> _Document excerpt_:
- - -

Reputation: 1
I'm learning C after graduation and trying to refresh old skills. I'm currently trying to make a dynamically allocated array that consist of dynamically allocated strings. Below is my code, I am trying to add an adjective to previously initialized array that has the first member as NULL. The last member should always be NULL.
char **addAdjective(char **array, const char *adjective)
{
int i = 0;
int count = 0;
while (*array != NULL){
array++;
count += 1;
}
array = (char**) realloc(*array, sizeof(*array) * (count+2));
int adjectiveLength = strlen(adjective);
array[count] = (char*) malloc(sizeof(const char)*(adjectiveLength + 1));
for (i = 0; i < adjectiveLength; i++){
array[count][i] = adjective[i];
}
array[count][i+1] = '\0';
array[count+1] = NULL;
return array;
}
When I'm calling the above with:
adjectives = addAdjective(adjectives, "beautiful");
adjectives = addAdjective(adjectives, "ugly");
adjectives = addAdjective(adjectives, "sweet");
There seems to be something wrong as when I'm trying to print the array I get nothing..

- - -

> _Extracted records_:
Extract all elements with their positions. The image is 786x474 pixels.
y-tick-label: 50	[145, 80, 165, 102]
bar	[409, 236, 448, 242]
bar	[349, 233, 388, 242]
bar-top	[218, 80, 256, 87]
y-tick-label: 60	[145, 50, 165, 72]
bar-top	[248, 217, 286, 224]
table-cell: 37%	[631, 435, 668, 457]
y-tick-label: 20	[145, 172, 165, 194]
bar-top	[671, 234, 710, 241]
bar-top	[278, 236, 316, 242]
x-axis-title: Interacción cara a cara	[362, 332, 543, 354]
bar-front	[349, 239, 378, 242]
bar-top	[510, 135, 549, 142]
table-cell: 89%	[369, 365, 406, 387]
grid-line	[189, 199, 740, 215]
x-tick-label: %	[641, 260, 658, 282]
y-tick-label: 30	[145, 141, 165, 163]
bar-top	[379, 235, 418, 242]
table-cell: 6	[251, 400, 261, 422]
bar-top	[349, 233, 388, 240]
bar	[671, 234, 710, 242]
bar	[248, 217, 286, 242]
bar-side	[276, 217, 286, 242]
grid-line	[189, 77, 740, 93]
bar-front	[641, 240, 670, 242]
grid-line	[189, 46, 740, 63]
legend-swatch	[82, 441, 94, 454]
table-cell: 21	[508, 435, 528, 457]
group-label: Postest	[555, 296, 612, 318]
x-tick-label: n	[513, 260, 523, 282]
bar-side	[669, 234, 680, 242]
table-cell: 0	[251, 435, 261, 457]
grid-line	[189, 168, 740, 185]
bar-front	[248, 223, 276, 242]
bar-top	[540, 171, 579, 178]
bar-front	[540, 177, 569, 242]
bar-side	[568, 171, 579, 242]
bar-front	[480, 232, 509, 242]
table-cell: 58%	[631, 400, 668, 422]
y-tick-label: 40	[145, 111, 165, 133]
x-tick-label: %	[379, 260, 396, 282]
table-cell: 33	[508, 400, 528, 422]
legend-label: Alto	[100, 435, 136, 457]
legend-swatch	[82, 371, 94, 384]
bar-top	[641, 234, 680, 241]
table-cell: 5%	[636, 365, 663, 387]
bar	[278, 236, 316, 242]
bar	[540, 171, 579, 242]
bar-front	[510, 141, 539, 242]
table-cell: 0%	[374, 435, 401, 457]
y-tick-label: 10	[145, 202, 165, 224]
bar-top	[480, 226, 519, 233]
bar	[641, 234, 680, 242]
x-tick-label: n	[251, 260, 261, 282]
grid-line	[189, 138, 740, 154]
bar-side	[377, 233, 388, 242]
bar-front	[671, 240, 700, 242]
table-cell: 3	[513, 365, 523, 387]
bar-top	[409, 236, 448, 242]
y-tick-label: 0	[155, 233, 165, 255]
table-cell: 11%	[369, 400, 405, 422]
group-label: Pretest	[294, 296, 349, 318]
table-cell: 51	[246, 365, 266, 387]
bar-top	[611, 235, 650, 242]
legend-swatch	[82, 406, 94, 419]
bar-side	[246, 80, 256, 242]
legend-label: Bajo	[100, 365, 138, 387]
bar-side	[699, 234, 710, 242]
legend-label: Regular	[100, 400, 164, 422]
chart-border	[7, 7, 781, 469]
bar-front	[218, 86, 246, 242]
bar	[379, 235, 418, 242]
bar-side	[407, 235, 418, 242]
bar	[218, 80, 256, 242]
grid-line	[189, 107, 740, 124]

- - -

Reproduce the entire C programming post word for word. Work from the C programming post alone, not from the records.

> _Written answer_:
Reputation: 1
I'm learning C after graduation and trying to refresh old skills. I'm currently trying to make a dynamically allocated array that consist of dynamically allocated strings. Below is my code, I am trying to add an adjective to previously initialized array that has the first member as NULL. The last member should always be NULL.
char **addAdjective(char **array, const char *adjective)
{
int i = 0;
int count = 0;
while (*array != NULL){
array++;
count += 1;
}
array = (char**) realloc(*array, sizeof(*array) * (count+2));
int adjectiveLength = strlen(adjective);
array[count] = (char*) malloc(sizeof(const char)*(adjectiveLength + 1));
for (i = 0; i < adjectiveLength; i++){
array[count][i] = adjective[i];
}
array[count][i+1] = '\0';
array[count+1] = NULL;
return array;
}
When I'm calling the above with:
adjectives = addAdjective(adjectives, "beautiful");
adjectives = addAdjective(adjectives, "ugly");
adjectives = addAdjective(adjectives, "sweet");
There seems to be something wrong as when I'm trying to print the array I get nothing..